- Task objective:
Transcribe the whole listing without a single picture.

- Data listing:
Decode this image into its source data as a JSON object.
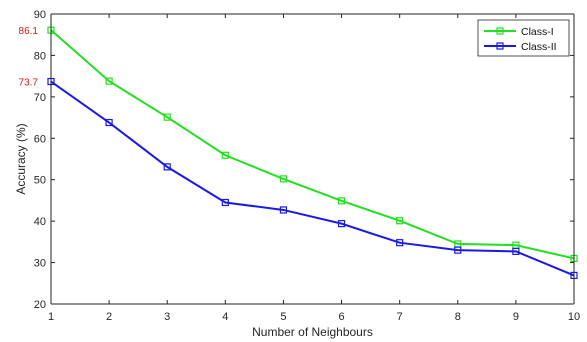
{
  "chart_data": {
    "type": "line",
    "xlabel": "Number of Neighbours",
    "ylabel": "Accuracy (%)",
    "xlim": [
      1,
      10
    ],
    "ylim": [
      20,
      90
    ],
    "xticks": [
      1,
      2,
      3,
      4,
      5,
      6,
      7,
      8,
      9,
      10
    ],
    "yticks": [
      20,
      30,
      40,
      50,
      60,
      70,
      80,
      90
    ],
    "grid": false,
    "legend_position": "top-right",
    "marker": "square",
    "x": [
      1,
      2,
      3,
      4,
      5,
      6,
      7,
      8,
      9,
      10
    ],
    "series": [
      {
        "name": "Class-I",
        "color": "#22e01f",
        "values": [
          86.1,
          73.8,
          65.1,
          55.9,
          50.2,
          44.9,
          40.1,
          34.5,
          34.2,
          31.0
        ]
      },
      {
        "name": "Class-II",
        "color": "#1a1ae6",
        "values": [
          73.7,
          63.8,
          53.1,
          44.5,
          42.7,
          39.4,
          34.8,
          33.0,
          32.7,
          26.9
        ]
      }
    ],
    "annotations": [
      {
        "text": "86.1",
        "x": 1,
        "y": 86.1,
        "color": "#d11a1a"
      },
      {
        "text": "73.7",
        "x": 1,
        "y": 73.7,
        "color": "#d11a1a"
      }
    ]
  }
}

- Result of this exercise:
Decode this image into its source data as a JSON object.
{
  "chart_data": {
    "type": "line",
    "xlabel": "Number of Neighbours",
    "ylabel": "Accuracy (%)",
    "xlim": [
      1,
      10
    ],
    "ylim": [
      20,
      90
    ],
    "xticks": [
      1,
      2,
      3,
      4,
      5,
      6,
      7,
      8,
      9,
      10
    ],
    "yticks": [
      20,
      30,
      40,
      50,
      60,
      70,
      80,
      90
    ],
    "grid": false,
    "legend_position": "top-right",
    "marker": "square",
    "x": [
      1,
      2,
      3,
      4,
      5,
      6,
      7,
      8,
      9,
      10
    ],
    "series": [
      {
        "name": "Class-I",
        "color": "#22e01f",
        "values": [
          86.1,
          73.8,
          65.1,
          55.9,
          50.2,
          44.9,
          40.1,
          34.5,
          34.2,
          31.0
        ]
      },
      {
        "name": "Class-II",
        "color": "#1a1ae6",
        "values": [
          73.7,
          63.8,
          53.1,
          44.5,
          42.7,
          39.4,
          34.8,
          33.0,
          32.7,
          26.9
        ]
      }
    ],
    "annotations": [
      {
        "text": "86.1",
        "x": 1,
        "y": 86.1,
        "color": "#d11a1a"
      },
      {
        "text": "73.7",
        "x": 1,
        "y": 73.7,
        "color": "#d11a1a"
      }
    ]
  }
}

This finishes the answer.